-------- SUPPLIED PASSAGE

Hunyuan I2V #10983

a-r-r-o-w · 2025-03-06T11:29:21Z

Thanks to the Tencent Hunyuan team for the amazing release!

Checkpoint: https://huggingface.co/hunyuanvideo-community/HunyuanVideo-I2V

Example:

import torch
from diffusers import HunyuanVideoImageToVideoPipeline, HunyuanVideoTransformer3DModel
from diffusers.utils import load_image, export_to_video

model_id = "hunyuanvideo-community/HunyuanVideo-I2V"
transformer = HunyuanVideoTransformer3DModel.from_pretrained(
    model_id, subfolder="transformer", torch_dtype=torch.bfloat16
)
pipe = HunyuanVideoImageToVideoPipeline.from_pretrained(
    model_id, transformer=transformer, torch_dtype=torch.float16
)
pipe.vae.enable_tiling()
pipe.to("cuda")

prompt = "A man with short gray hair plays a red electric guitar."
image = load_image(
    "https://huggingface.co/datasets/huggingface/documentation-images/resolve/main/diffusers/guitar-man.png"
)

output = pipe(image=image, prompt=prompt).frames[0]
export_to_video(output, "output.mp4", fps=15)

output2.mp4

HuggingFaceDocBuilderDev · 2025-03-06T11:35:40Z

The docs for this PR live here. All of your documentation changes will be reflected on that endpoint. The docs are available until 30 days after the last update.

Kaisa-Supergene · 2025-03-07T02:28:49Z

@a-r-r-o-w Hi, I'm Kaisa Lim who is using and studying image AI using diffusers.
While testing in this PR, I got an error while calling text_encoder in ._get_llama_prompt_embeds function that the number of tokens in image_embeds and image_emb_len value in DEFAULT_PROMPT_TEMPLATE are different. Has anyone experienced a similar issue?

yiyixuxu

thanks!

yiyixuxu · 2025-03-07T04:39:03Z

src/diffusers/pipelines/hunyuan_video/pipeline_hunyuan_video_image2video.py

+        self.vae_scale_factor_spatial = self.vae.spatial_compression_ratio if getattr(self, "vae", None) else 8
+        self.video_processor = VideoProcessor(vae_scale_factor=self.vae_scale_factor_spatial)
+
+    def _get_llama_prompt_embeds(


it's not copied from the other pipeline?

----------------
-------- GIVEN DATA

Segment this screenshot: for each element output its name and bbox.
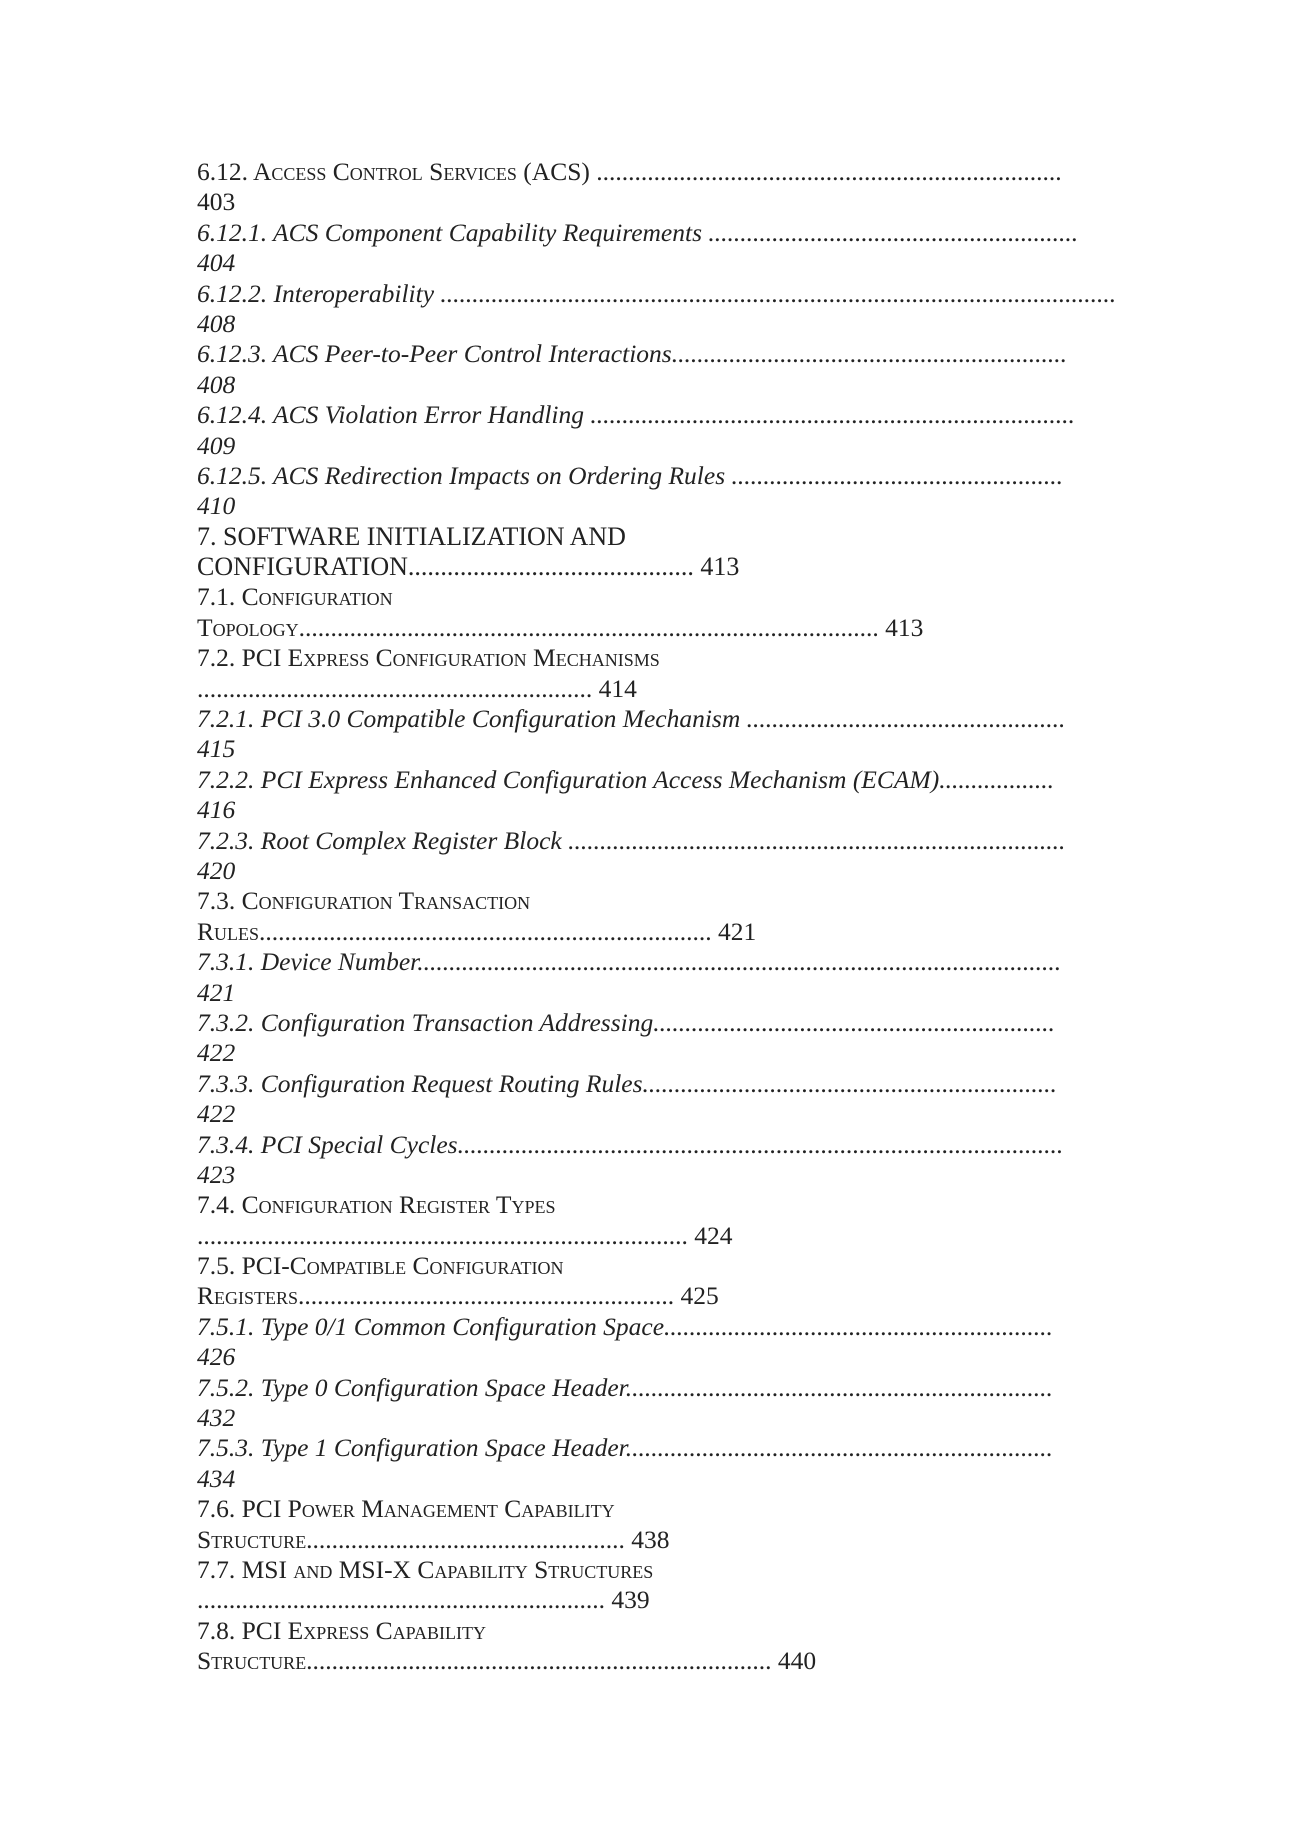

----------------

-- TASK BRIEF --
Extend the Hunyuan I2V pull request thread above with what comes after its last comment, "it's not copied from the other pipeline?"

-- RESULT OF THIS TASK --
It has extra logic to deal with image embeddings

a-r-r-o-w · 2025-03-07T06:51:42Z

@Kaisa-Supergene I'll take a look into that asap. I believe these values are from the official code and so, for the integration, we're going to use these anyway (even if they're incorrect). We can update on our end if it is indeed different.

https://github.com/Tencent/HunyuanVideo-I2V/blob/f1aa9a499fd06b418966bdcc7235c156c2d567d0/hyvideo/constants.py#L97

a-r-r-o-w · 2025-03-07T07:22:39Z

Failing tests are unrelated

chengzeyi · 2025-03-07T12:25:34Z

  File "/home/zeyi/repos/diffusers/src/diffusers/pipelines/hunyuan_video/pipeline_hunyuan_video_image2video.py", line 751, in __call__
    prompt_embeds, pooled_prompt_embeds, prompt_attention_mask = self.encode_prompt(
  File "/home/zeyi/repos/diffusers/src/diffusers/pipelines/hunyuan_video/pipeline_hunyuan_video_image2video.py", line 404, in encode_prompt
    prompt_embeds, prompt_attention_mask = self._get_llama_prompt_embeds(
  File "/home/zeyi/repos/diffusers/src/diffusers/pipelines/hunyuan_video/pipeline_hunyuan_video_image2video.py", line 277, in _get_llama_prompt_embeds
    prompt_embeds = self.text_encoder(
  File "/home/zeyi/pyvenv/default/lib/python3.10/site-packages/torch/nn/modules/module.py", line 1739, in _wrapped_call_impl
    return self._call_impl(*args, **kwargs)
  File "/home/zeyi/pyvenv/default/lib/python3.10/site-packages/torch/nn/modules/module.py", line 1750, in _call_impl
    return forward_call(*args, **kwargs)
  File "/home/zeyi/pyvenv/default/lib/python3.10/site-packages/transformers/utils/deprecation.py", line 172, in wrapped_func
    return func(*args, **kwargs)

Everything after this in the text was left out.